§ **WHAT THE TASK ASKS**
All the entries need to be quoted exactly, apart from the pictures, which you should drop.

§ **INPUT DATA**
-- Start --
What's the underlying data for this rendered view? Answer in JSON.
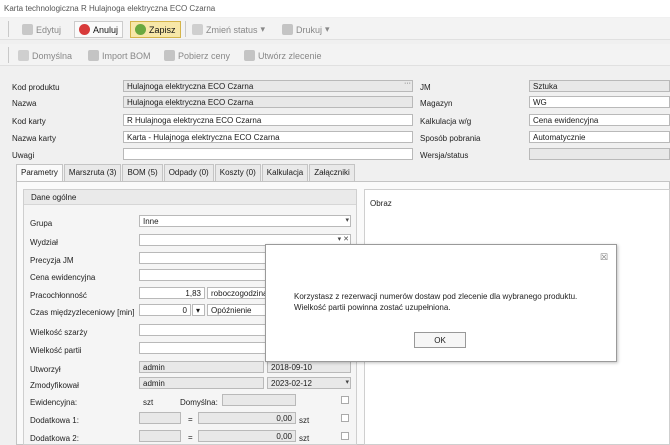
{
  "window": {
    "title": "Karta technologiczna R Hulajnoga elektryczna ECO Czarna"
  },
  "toolbar1": {
    "edit": "Edytuj",
    "cancel": "Anuluj",
    "save": "Zapisz",
    "change_status": "Zmień status",
    "print": "Drukuj"
  },
  "toolbar2": {
    "default": "Domyślna",
    "import_bom": "Import BOM",
    "get_prices": "Pobierz ceny",
    "create_order": "Utwórz zlecenie"
  },
  "header": {
    "product_code_label": "Kod produktu",
    "product_code": "Hulajnoga elektryczna ECO Czarna",
    "name_label": "Nazwa",
    "name": "Hulajnoga elektryczna ECO Czarna",
    "card_code_label": "Kod karty",
    "card_code": "R Hulajnoga elektryczna ECO Czarna",
    "card_name_label": "Nazwa karty",
    "card_name": "Karta - Hulajnoga elektryczna ECO Czarna",
    "notes_label": "Uwagi",
    "notes": "",
    "jm_label": "JM",
    "jm": "Sztuka",
    "warehouse_label": "Magazyn",
    "warehouse": "WG",
    "calc_label": "Kalkulacja w/g",
    "calc": "Cena ewidencyjna",
    "collection_label": "Sposób pobrania",
    "collection": "Automatycznie",
    "version_label": "Wersja/status",
    "version": "",
    "ellipsis": "···"
  },
  "tabs": [
    "Parametry",
    "Marszruta (3)",
    "BOM (5)",
    "Odpady (0)",
    "Koszty (0)",
    "Kalkulacja",
    "Załączniki"
  ],
  "general": {
    "title": "Dane ogólne",
    "group_label": "Grupa",
    "group": "Inne",
    "dept_label": "Wydział",
    "dept": "",
    "precision_label": "Precyzja JM",
    "price_label": "Cena ewidencyjna",
    "labor_label": "Pracochłonność",
    "labor": "1,83",
    "labor_unit": "roboczogodzina",
    "interop_label": "Czas międzyzleceniowy [min]",
    "interop": "0",
    "delay": "Opóźnienie",
    "batch_size_label": "Wielkość szarży",
    "lot_size_label": "Wielkość partii",
    "created_label": "Utworzył",
    "created_by": "admin",
    "created_date": "2018-09-10",
    "modified_label": "Zmodyfikował",
    "modified_by": "admin",
    "modified_date": "2023-02-12",
    "registry_label": "Ewidencyjna:",
    "registry_unit": "szt",
    "default_label": "Domyślna:",
    "extra1_label": "Dodatkowa 1:",
    "extra1_value": "0,00",
    "extra1_unit": "szt",
    "extra2_label": "Dodatkowa 2:",
    "extra2_value": "0,00",
    "extra2_unit": "szt",
    "eq": "="
  },
  "image_panel": {
    "title": "Obraz"
  },
  "dialog": {
    "message": "Korzystasz z rezerwacji numerów dostaw pod zlecenie dla wybranego produktu. Wielkość partii powinna zostać uzupełniona.",
    "ok": "OK",
    "close": "☒"
  }
}
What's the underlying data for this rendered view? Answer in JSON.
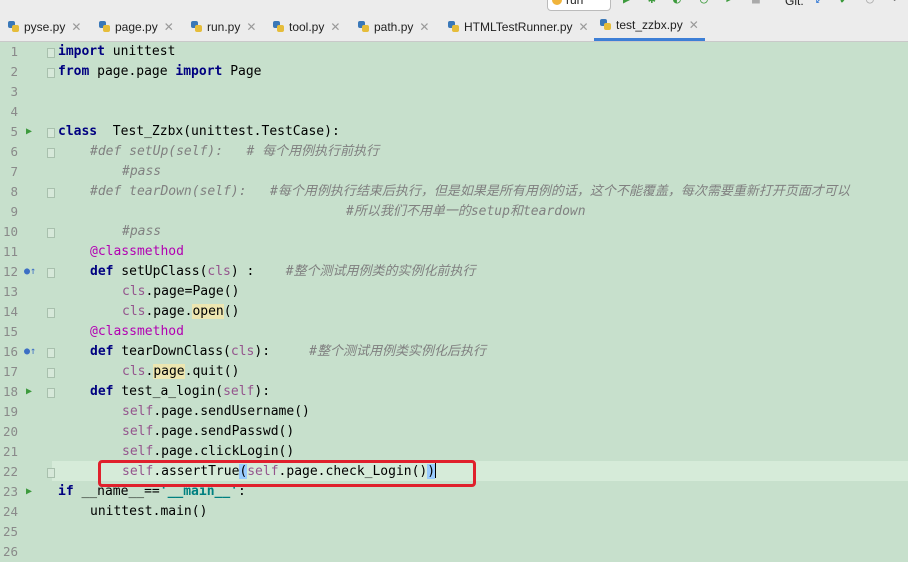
{
  "toolbar": {
    "run_config": "run",
    "git_label": "Git:",
    "icons": [
      "run-icon",
      "debug-icon",
      "coverage-icon",
      "profile-icon",
      "run-with-icon",
      "stop-icon",
      "vcs-update-icon",
      "vcs-commit-icon",
      "history-icon",
      "revert-icon"
    ]
  },
  "tabs": [
    {
      "label": "pyse.py",
      "active": false
    },
    {
      "label": "page.py",
      "active": false
    },
    {
      "label": "run.py",
      "active": false
    },
    {
      "label": "tool.py",
      "active": false
    },
    {
      "label": "path.py",
      "active": false
    },
    {
      "label": "HTMLTestRunner.py",
      "active": false
    },
    {
      "label": "test_zzbx.py",
      "active": true
    }
  ],
  "editor": {
    "line_numbers": [
      "1",
      "2",
      "3",
      "4",
      "5",
      "6",
      "7",
      "8",
      "9",
      "10",
      "11",
      "12",
      "13",
      "14",
      "15",
      "16",
      "17",
      "18",
      "19",
      "20",
      "21",
      "22",
      "23",
      "24",
      "25",
      "26"
    ],
    "current_line": 22,
    "highlighted_line": 22,
    "lines": {
      "l1a": "import",
      "l1b": " unittest",
      "l2a": "from",
      "l2b": " page.page ",
      "l2c": "import",
      "l2d": " Page",
      "l5a": "class",
      "l5b": "  Test_Zzbx(unittest.TestCase):",
      "l6": "#def setUp(self):   # 每个用例执行前执行",
      "l7": "#pass",
      "l8": "#def tearDown(self):   #每个用例执行结束后执行，但是如果是所有用例的话，这个不能覆盖，每次需要重新打开页面才可以",
      "l9": "#所以我们不用单一的setup和teardown",
      "l10": "#pass",
      "l11": "@classmethod",
      "l12a": "def",
      "l12b": " setUpClass(",
      "l12c": "cls",
      "l12d": ") :    ",
      "l12e": "#整个测试用例类的实例化前执行",
      "l13a": "cls",
      "l13b": ".page=Page()",
      "l14a": "cls",
      "l14b": ".page.",
      "l14c": "open",
      "l14d": "()",
      "l15": "@classmethod",
      "l16a": "def",
      "l16b": " tearDownClass(",
      "l16c": "cls",
      "l16d": "):     ",
      "l16e": "#整个测试用例类实例化后执行",
      "l17a": "cls",
      "l17b": ".",
      "l17c": "page",
      "l17d": ".quit()",
      "l18a": "def",
      "l18b": " test_a_login(",
      "l18c": "self",
      "l18d": "):",
      "l19a": "self",
      "l19b": ".page.sendUsername()",
      "l20a": "self",
      "l20b": ".page.sendPasswd()",
      "l21a": "self",
      "l21b": ".page.clickLogin()",
      "l22a": "self",
      "l22b": ".assertTrue",
      "l22c": "(",
      "l22d": "self",
      "l22e": ".page.check_Login()",
      "l22f": ")",
      "l23a": "if",
      "l23b": " __name__==",
      "l23c": "'__main__'",
      "l23d": ":",
      "l24": "unittest.main()"
    }
  },
  "colors": {
    "editor_bg": "#c7e0cc",
    "keyword": "#000080",
    "comment": "#808080",
    "self": "#94558d",
    "decorator": "#b200b2",
    "annotation_box": "#e0202c",
    "active_tab_underline": "#3d7fd6"
  }
}
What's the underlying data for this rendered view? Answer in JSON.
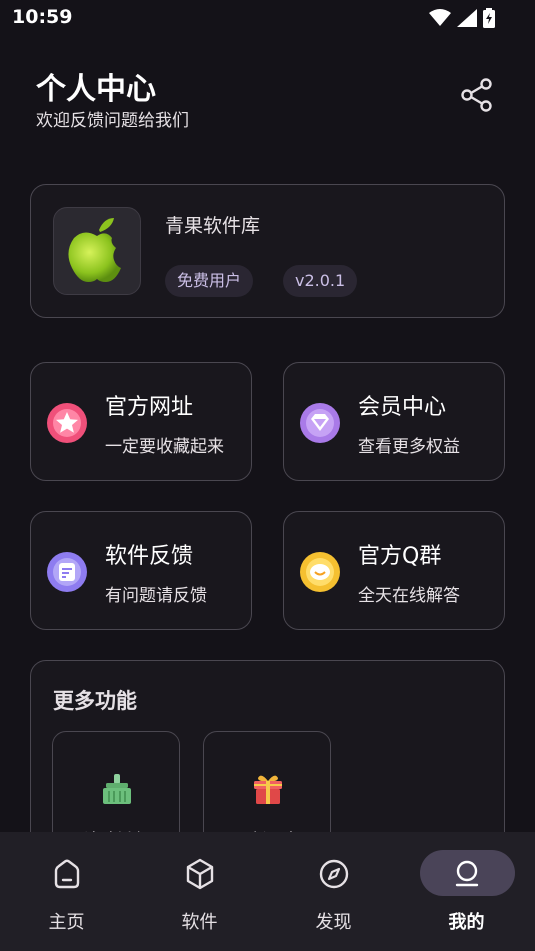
{
  "status_bar": {
    "time": "10:59",
    "icons": [
      "wifi-icon",
      "signal-icon",
      "battery-charging-icon"
    ]
  },
  "header": {
    "title": "个人中心",
    "subtitle": "欢迎反馈问题给我们",
    "share_icon": "share-icon"
  },
  "profile": {
    "app_name": "青果软件库",
    "user_type": "免费用户",
    "version": "v2.0.1",
    "logo_icon": "green-apple-logo"
  },
  "features": [
    {
      "title": "官方网址",
      "subtitle": "一定要收藏起来",
      "icon": "star-icon",
      "color": "#f0507a"
    },
    {
      "title": "会员中心",
      "subtitle": "查看更多权益",
      "icon": "diamond-icon",
      "color": "#a97ae8"
    },
    {
      "title": "软件反馈",
      "subtitle": "有问题请反馈",
      "icon": "feedback-icon",
      "color": "#8e7cf0"
    },
    {
      "title": "官方Q群",
      "subtitle": "全天在线解答",
      "icon": "chat-icon",
      "color": "#f5c030"
    }
  ],
  "more": {
    "title": "更多功能",
    "tools": [
      {
        "label": "清除缓存",
        "icon": "broom-icon"
      },
      {
        "label": "更新日志",
        "icon": "gift-icon"
      }
    ]
  },
  "nav": {
    "active": "我的",
    "items": [
      {
        "label": "主页",
        "icon": "home-icon"
      },
      {
        "label": "软件",
        "icon": "cube-icon"
      },
      {
        "label": "发现",
        "icon": "compass-icon"
      },
      {
        "label": "我的",
        "icon": "person-icon"
      }
    ]
  }
}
-- End --
§ **WRITTEN ANSWER**
What's the underlying data for this rendered view? Answer in JSON.
{
  "window": {
    "title": "Karta technologiczna R Hulajnoga elektryczna ECO Czarna"
  },
  "toolbar1": {
    "edit": "Edytuj",
    "cancel": "Anuluj",
    "save": "Zapisz",
    "change_status": "Zmień status",
    "print": "Drukuj"
  },
  "toolbar2": {
    "default": "Domyślna",
    "import_bom": "Import BOM",
    "get_prices": "Pobierz ceny",
    "create_order": "Utwórz zlecenie"
  },
  "header": {
    "product_code_label": "Kod produktu",
    "product_code": "Hulajnoga elektryczna ECO Czarna",
    "name_label": "Nazwa",
    "name": "Hulajnoga elektryczna ECO Czarna",
    "card_code_label": "Kod karty",
    "card_code": "R Hulajnoga elektryczna ECO Czarna",
    "card_name_label": "Nazwa karty",
    "card_name": "Karta - Hulajnoga elektryczna ECO Czarna",
    "notes_label": "Uwagi",
    "notes": "",
    "jm_label": "JM",
    "jm": "Sztuka",
    "warehouse_label": "Magazyn",
    "warehouse": "WG",
    "calc_label": "Kalkulacja w/g",
    "calc": "Cena ewidencyjna",
    "collection_label": "Sposób pobrania",
    "collection": "Automatycznie",
    "version_label": "Wersja/status",
    "version": "",
    "ellipsis": "···"
  },
  "tabs": [
    "Parametry",
    "Marszruta (3)",
    "BOM (5)",
    "Odpady (0)",
    "Koszty (0)",
    "Kalkulacja",
    "Załączniki"
  ],
  "general": {
    "title": "Dane ogólne",
    "group_label": "Grupa",
    "group": "Inne",
    "dept_label": "Wydział",
    "dept": "",
    "precision_label": "Precyzja JM",
    "price_label": "Cena ewidencyjna",
    "labor_label": "Pracochłonność",
    "labor": "1,83",
    "labor_unit": "roboczogodzina",
    "interop_label": "Czas międzyzleceniowy [min]",
    "interop": "0",
    "delay": "Opóźnienie",
    "batch_size_label": "Wielkość szarży",
    "lot_size_label": "Wielkość partii",
    "created_label": "Utworzył",
    "created_by": "admin",
    "created_date": "2018-09-10",
    "modified_label": "Zmodyfikował",
    "modified_by": "admin",
    "modified_date": "2023-02-12",
    "registry_label": "Ewidencyjna:",
    "registry_unit": "szt",
    "default_label": "Domyślna:",
    "extra1_label": "Dodatkowa 1:",
    "extra1_value": "0,00",
    "extra1_unit": "szt",
    "extra2_label": "Dodatkowa 2:",
    "extra2_value": "0,00",
    "extra2_unit": "szt",
    "eq": "="
  },
  "image_panel": {
    "title": "Obraz"
  },
  "dialog": {
    "message": "Korzystasz z rezerwacji numerów dostaw pod zlecenie dla wybranego produktu. Wielkość partii powinna zostać uzupełniona.",
    "ok": "OK",
    "close": "☒"
  }
}
What's the underlying data for this rendered view? Answer in JSON.
{
  "toolbar": {
    "run_config": "run",
    "git_label": "Git:",
    "icons": [
      "run-icon",
      "debug-icon",
      "coverage-icon",
      "profile-icon",
      "run-with-icon",
      "stop-icon",
      "vcs-update-icon",
      "vcs-commit-icon",
      "history-icon",
      "revert-icon"
    ]
  },
  "tabs": [
    {
      "label": "pyse.py",
      "active": false
    },
    {
      "label": "page.py",
      "active": false
    },
    {
      "label": "run.py",
      "active": false
    },
    {
      "label": "tool.py",
      "active": false
    },
    {
      "label": "path.py",
      "active": false
    },
    {
      "label": "HTMLTestRunner.py",
      "active": false
    },
    {
      "label": "test_zzbx.py",
      "active": true
    }
  ],
  "editor": {
    "line_numbers": [
      "1",
      "2",
      "3",
      "4",
      "5",
      "6",
      "7",
      "8",
      "9",
      "10",
      "11",
      "12",
      "13",
      "14",
      "15",
      "16",
      "17",
      "18",
      "19",
      "20",
      "21",
      "22",
      "23",
      "24",
      "25",
      "26"
    ],
    "current_line": 22,
    "highlighted_line": 22,
    "lines": {
      "l1a": "import",
      "l1b": " unittest",
      "l2a": "from",
      "l2b": " page.page ",
      "l2c": "import",
      "l2d": " Page",
      "l5a": "class",
      "l5b": "  Test_Zzbx(unittest.TestCase):",
      "l6": "#def setUp(self):   # 每个用例执行前执行",
      "l7": "#pass",
      "l8": "#def tearDown(self):   #每个用例执行结束后执行，但是如果是所有用例的话，这个不能覆盖，每次需要重新打开页面才可以",
      "l9": "#所以我们不用单一的setup和teardown",
      "l10": "#pass",
      "l11": "@classmethod",
      "l12a": "def",
      "l12b": " setUpClass(",
      "l12c": "cls",
      "l12d": ") :    ",
      "l12e": "#整个测试用例类的实例化前执行",
      "l13a": "cls",
      "l13b": ".page=Page()",
      "l14a": "cls",
      "l14b": ".page.",
      "l14c": "open",
      "l14d": "()",
      "l15": "@classmethod",
      "l16a": "def",
      "l16b": " tearDownClass(",
      "l16c": "cls",
      "l16d": "):     ",
      "l16e": "#整个测试用例类实例化后执行",
      "l17a": "cls",
      "l17b": ".",
      "l17c": "page",
      "l17d": ".quit()",
      "l18a": "def",
      "l18b": " test_a_login(",
      "l18c": "self",
      "l18d": "):",
      "l19a": "self",
      "l19b": ".page.sendUsername()",
      "l20a": "self",
      "l20b": ".page.sendPasswd()",
      "l21a": "self",
      "l21b": ".page.clickLogin()",
      "l22a": "self",
      "l22b": ".assertTrue",
      "l22c": "(",
      "l22d": "self",
      "l22e": ".page.check_Login()",
      "l22f": ")",
      "l23a": "if",
      "l23b": " __name__==",
      "l23c": "'__main__'",
      "l23d": ":",
      "l24": "unittest.main()"
    }
  },
  "colors": {
    "editor_bg": "#c7e0cc",
    "keyword": "#000080",
    "comment": "#808080",
    "self": "#94558d",
    "decorator": "#b200b2",
    "annotation_box": "#e0202c",
    "active_tab_underline": "#3d7fd6"
  }
}
What's the underlying data for this rendered view? Answer in JSON.
{
  "status_bar": {
    "time": "10:59",
    "icons": [
      "wifi-icon",
      "signal-icon",
      "battery-charging-icon"
    ]
  },
  "header": {
    "title": "个人中心",
    "subtitle": "欢迎反馈问题给我们",
    "share_icon": "share-icon"
  },
  "profile": {
    "app_name": "青果软件库",
    "user_type": "免费用户",
    "version": "v2.0.1",
    "logo_icon": "green-apple-logo"
  },
  "features": [
    {
      "title": "官方网址",
      "subtitle": "一定要收藏起来",
      "icon": "star-icon",
      "color": "#f0507a"
    },
    {
      "title": "会员中心",
      "subtitle": "查看更多权益",
      "icon": "diamond-icon",
      "color": "#a97ae8"
    },
    {
      "title": "软件反馈",
      "subtitle": "有问题请反馈",
      "icon": "feedback-icon",
      "color": "#8e7cf0"
    },
    {
      "title": "官方Q群",
      "subtitle": "全天在线解答",
      "icon": "chat-icon",
      "color": "#f5c030"
    }
  ],
  "more": {
    "title": "更多功能",
    "tools": [
      {
        "label": "清除缓存",
        "icon": "broom-icon"
      },
      {
        "label": "更新日志",
        "icon": "gift-icon"
      }
    ]
  },
  "nav": {
    "active": "我的",
    "items": [
      {
        "label": "主页",
        "icon": "home-icon"
      },
      {
        "label": "软件",
        "icon": "cube-icon"
      },
      {
        "label": "发现",
        "icon": "compass-icon"
      },
      {
        "label": "我的",
        "icon": "person-icon"
      }
    ]
  }
}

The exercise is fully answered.